▶ [ENTRIES SUPPLIED]
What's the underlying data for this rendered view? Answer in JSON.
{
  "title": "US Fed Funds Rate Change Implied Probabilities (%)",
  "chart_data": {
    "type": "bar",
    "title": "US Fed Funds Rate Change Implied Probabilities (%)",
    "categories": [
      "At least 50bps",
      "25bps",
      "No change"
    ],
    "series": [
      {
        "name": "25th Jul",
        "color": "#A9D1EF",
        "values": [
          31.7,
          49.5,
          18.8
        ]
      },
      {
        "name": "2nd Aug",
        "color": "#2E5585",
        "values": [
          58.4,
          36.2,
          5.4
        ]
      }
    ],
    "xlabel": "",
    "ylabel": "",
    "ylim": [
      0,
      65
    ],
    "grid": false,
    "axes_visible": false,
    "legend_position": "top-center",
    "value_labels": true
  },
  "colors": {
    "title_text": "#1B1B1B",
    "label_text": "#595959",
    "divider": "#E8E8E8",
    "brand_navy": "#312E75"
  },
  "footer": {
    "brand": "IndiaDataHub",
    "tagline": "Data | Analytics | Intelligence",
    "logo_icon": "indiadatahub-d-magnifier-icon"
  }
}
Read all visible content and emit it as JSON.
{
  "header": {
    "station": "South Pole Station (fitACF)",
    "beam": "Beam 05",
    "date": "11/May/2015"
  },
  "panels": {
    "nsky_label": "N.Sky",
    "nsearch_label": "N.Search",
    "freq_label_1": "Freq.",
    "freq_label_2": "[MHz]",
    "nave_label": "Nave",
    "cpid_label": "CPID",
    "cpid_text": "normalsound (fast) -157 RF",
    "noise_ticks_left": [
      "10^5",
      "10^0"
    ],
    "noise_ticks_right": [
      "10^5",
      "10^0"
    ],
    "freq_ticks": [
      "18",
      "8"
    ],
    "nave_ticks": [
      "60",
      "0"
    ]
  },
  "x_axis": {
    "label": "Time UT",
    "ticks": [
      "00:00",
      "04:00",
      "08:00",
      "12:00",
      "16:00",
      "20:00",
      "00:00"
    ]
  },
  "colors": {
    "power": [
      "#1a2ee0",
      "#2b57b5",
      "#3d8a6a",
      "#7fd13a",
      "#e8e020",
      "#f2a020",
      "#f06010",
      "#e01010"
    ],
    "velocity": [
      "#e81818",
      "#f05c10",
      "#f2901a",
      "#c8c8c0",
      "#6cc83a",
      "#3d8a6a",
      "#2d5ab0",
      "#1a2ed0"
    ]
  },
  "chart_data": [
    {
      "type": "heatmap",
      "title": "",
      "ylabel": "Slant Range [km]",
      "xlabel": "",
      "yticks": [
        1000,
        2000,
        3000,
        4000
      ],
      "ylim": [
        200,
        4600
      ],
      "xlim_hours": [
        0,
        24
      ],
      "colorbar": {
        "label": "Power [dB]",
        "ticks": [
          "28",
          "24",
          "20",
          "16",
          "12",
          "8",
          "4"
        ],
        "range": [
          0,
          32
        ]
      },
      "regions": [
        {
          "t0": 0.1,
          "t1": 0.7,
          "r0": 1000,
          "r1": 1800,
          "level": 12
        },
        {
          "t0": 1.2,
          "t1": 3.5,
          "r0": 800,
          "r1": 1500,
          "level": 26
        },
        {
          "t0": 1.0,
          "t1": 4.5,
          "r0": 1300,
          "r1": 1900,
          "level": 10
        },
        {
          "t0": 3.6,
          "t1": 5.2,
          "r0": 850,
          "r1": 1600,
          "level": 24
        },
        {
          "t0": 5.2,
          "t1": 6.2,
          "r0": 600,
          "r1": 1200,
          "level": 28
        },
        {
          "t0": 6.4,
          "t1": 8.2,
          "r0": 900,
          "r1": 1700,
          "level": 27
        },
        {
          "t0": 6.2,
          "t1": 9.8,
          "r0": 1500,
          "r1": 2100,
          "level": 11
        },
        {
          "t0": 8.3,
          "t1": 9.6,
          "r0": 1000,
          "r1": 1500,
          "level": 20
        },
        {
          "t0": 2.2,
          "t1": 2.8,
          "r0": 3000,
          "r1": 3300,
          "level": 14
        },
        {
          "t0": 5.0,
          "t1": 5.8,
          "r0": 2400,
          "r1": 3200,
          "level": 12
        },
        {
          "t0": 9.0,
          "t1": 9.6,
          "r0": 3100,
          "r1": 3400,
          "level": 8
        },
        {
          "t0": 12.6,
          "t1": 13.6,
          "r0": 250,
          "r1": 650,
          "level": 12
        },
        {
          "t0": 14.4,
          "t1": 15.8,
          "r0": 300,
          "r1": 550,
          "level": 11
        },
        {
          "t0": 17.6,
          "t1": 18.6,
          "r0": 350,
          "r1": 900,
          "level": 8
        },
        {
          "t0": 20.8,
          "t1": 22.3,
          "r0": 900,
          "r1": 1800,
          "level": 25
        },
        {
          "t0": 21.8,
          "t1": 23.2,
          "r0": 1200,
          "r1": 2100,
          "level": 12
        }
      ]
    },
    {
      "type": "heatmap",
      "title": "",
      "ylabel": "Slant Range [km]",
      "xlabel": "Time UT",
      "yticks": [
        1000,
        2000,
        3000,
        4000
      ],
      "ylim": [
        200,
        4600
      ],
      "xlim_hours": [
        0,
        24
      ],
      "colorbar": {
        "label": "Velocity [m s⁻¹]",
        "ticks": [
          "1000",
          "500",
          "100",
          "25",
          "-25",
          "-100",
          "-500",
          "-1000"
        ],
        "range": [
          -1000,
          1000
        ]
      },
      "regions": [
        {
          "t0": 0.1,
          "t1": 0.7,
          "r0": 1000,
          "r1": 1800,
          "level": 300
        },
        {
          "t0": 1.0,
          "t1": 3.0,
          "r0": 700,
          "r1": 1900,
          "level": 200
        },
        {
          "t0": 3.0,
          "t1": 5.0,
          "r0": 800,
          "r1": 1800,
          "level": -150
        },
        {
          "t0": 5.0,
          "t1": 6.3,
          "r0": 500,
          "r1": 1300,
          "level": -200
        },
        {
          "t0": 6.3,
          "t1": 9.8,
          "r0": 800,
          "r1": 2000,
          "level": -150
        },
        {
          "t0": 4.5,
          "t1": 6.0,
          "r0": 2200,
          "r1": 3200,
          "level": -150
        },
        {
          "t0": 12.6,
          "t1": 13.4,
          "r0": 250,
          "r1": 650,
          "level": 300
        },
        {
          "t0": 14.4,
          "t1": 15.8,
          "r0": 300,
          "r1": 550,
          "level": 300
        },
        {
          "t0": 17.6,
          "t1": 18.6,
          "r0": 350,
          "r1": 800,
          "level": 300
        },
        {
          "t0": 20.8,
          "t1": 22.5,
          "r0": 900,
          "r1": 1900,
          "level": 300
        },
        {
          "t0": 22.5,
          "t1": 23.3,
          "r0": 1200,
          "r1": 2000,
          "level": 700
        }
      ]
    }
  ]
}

▶ [PROBLEM STATEMENT] Write down every line of the data exactly as it appears above.

▶ [ANSWER FOR THIS EXERCISE]
What's the underlying data for this rendered view? Answer in JSON.
{
  "title": "US Fed Funds Rate Change Implied Probabilities (%)",
  "chart_data": {
    "type": "bar",
    "title": "US Fed Funds Rate Change Implied Probabilities (%)",
    "categories": [
      "At least 50bps",
      "25bps",
      "No change"
    ],
    "series": [
      {
        "name": "25th Jul",
        "color": "#A9D1EF",
        "values": [
          31.7,
          49.5,
          18.8
        ]
      },
      {
        "name": "2nd Aug",
        "color": "#2E5585",
        "values": [
          58.4,
          36.2,
          5.4
        ]
      }
    ],
    "xlabel": "",
    "ylabel": "",
    "ylim": [
      0,
      65
    ],
    "grid": false,
    "axes_visible": false,
    "legend_position": "top-center",
    "value_labels": true
  },
  "colors": {
    "title_text": "#1B1B1B",
    "label_text": "#595959",
    "divider": "#E8E8E8",
    "brand_navy": "#312E75"
  },
  "footer": {
    "brand": "IndiaDataHub",
    "tagline": "Data | Analytics | Intelligence",
    "logo_icon": "indiadatahub-d-magnifier-icon"
  }
}
Read all visible content and emit it as JSON.
{
  "header": {
    "station": "South Pole Station (fitACF)",
    "beam": "Beam 05",
    "date": "11/May/2015"
  },
  "panels": {
    "nsky_label": "N.Sky",
    "nsearch_label": "N.Search",
    "freq_label_1": "Freq.",
    "freq_label_2": "[MHz]",
    "nave_label": "Nave",
    "cpid_label": "CPID",
    "cpid_text": "normalsound (fast) -157 RF",
    "noise_ticks_left": [
      "10^5",
      "10^0"
    ],
    "noise_ticks_right": [
      "10^5",
      "10^0"
    ],
    "freq_ticks": [
      "18",
      "8"
    ],
    "nave_ticks": [
      "60",
      "0"
    ]
  },
  "x_axis": {
    "label": "Time UT",
    "ticks": [
      "00:00",
      "04:00",
      "08:00",
      "12:00",
      "16:00",
      "20:00",
      "00:00"
    ]
  },
  "colors": {
    "power": [
      "#1a2ee0",
      "#2b57b5",
      "#3d8a6a",
      "#7fd13a",
      "#e8e020",
      "#f2a020",
      "#f06010",
      "#e01010"
    ],
    "velocity": [
      "#e81818",
      "#f05c10",
      "#f2901a",
      "#c8c8c0",
      "#6cc83a",
      "#3d8a6a",
      "#2d5ab0",
      "#1a2ed0"
    ]
  },
  "chart_data": [
    {
      "type": "heatmap",
      "title": "",
      "ylabel": "Slant Range [km]",
      "xlabel": "",
      "yticks": [
        1000,
        2000,
        3000,
        4000
      ],
      "ylim": [
        200,
        4600
      ],
      "xlim_hours": [
        0,
        24
      ],
      "colorbar": {
        "label": "Power [dB]",
        "ticks": [
          "28",
          "24",
          "20",
          "16",
          "12",
          "8",
          "4"
        ],
        "range": [
          0,
          32
        ]
      },
      "regions": [
        {
          "t0": 0.1,
          "t1": 0.7,
          "r0": 1000,
          "r1": 1800,
          "level": 12
        },
        {
          "t0": 1.2,
          "t1": 3.5,
          "r0": 800,
          "r1": 1500,
          "level": 26
        },
        {
          "t0": 1.0,
          "t1": 4.5,
          "r0": 1300,
          "r1": 1900,
          "level": 10
        },
        {
          "t0": 3.6,
          "t1": 5.2,
          "r0": 850,
          "r1": 1600,
          "level": 24
        },
        {
          "t0": 5.2,
          "t1": 6.2,
          "r0": 600,
          "r1": 1200,
          "level": 28
        },
        {
          "t0": 6.4,
          "t1": 8.2,
          "r0": 900,
          "r1": 1700,
          "level": 27
        },
        {
          "t0": 6.2,
          "t1": 9.8,
          "r0": 1500,
          "r1": 2100,
          "level": 11
        },
        {
          "t0": 8.3,
          "t1": 9.6,
          "r0": 1000,
          "r1": 1500,
          "level": 20
        },
        {
          "t0": 2.2,
          "t1": 2.8,
          "r0": 3000,
          "r1": 3300,
          "level": 14
        },
        {
          "t0": 5.0,
          "t1": 5.8,
          "r0": 2400,
          "r1": 3200,
          "level": 12
        },
        {
          "t0": 9.0,
          "t1": 9.6,
          "r0": 3100,
          "r1": 3400,
          "level": 8
        },
        {
          "t0": 12.6,
          "t1": 13.6,
          "r0": 250,
          "r1": 650,
          "level": 12
        },
        {
          "t0": 14.4,
          "t1": 15.8,
          "r0": 300,
          "r1": 550,
          "level": 11
        },
        {
          "t0": 17.6,
          "t1": 18.6,
          "r0": 350,
          "r1": 900,
          "level": 8
        },
        {
          "t0": 20.8,
          "t1": 22.3,
          "r0": 900,
          "r1": 1800,
          "level": 25
        },
        {
          "t0": 21.8,
          "t1": 23.2,
          "r0": 1200,
          "r1": 2100,
          "level": 12
        }
      ]
    },
    {
      "type": "heatmap",
      "title": "",
      "ylabel": "Slant Range [km]",
      "xlabel": "Time UT",
      "yticks": [
        1000,
        2000,
        3000,
        4000
      ],
      "ylim": [
        200,
        4600
      ],
      "xlim_hours": [
        0,
        24
      ],
      "colorbar": {
        "label": "Velocity [m s⁻¹]",
        "ticks": [
          "1000",
          "500",
          "100",
          "25",
          "-25",
          "-100",
          "-500",
          "-1000"
        ],
        "range": [
          -1000,
          1000
        ]
      },
      "regions": [
        {
          "t0": 0.1,
          "t1": 0.7,
          "r0": 1000,
          "r1": 1800,
          "level": 300
        },
        {
          "t0": 1.0,
          "t1": 3.0,
          "r0": 700,
          "r1": 1900,
          "level": 200
        },
        {
          "t0": 3.0,
          "t1": 5.0,
          "r0": 800,
          "r1": 1800,
          "level": -150
        },
        {
          "t0": 5.0,
          "t1": 6.3,
          "r0": 500,
          "r1": 1300,
          "level": -200
        },
        {
          "t0": 6.3,
          "t1": 9.8,
          "r0": 800,
          "r1": 2000,
          "level": -150
        },
        {
          "t0": 4.5,
          "t1": 6.0,
          "r0": 2200,
          "r1": 3200,
          "level": -150
        },
        {
          "t0": 12.6,
          "t1": 13.4,
          "r0": 250,
          "r1": 650,
          "level": 300
        },
        {
          "t0": 14.4,
          "t1": 15.8,
          "r0": 300,
          "r1": 550,
          "level": 300
        },
        {
          "t0": 17.6,
          "t1": 18.6,
          "r0": 350,
          "r1": 800,
          "level": 300
        },
        {
          "t0": 20.8,
          "t1": 22.5,
          "r0": 900,
          "r1": 1900,
          "level": 300
        },
        {
          "t0": 22.5,
          "t1": 23.3,
          "r0": 1200,
          "r1": 2000,
          "level": 700
        }
      ]
    }
  ]
}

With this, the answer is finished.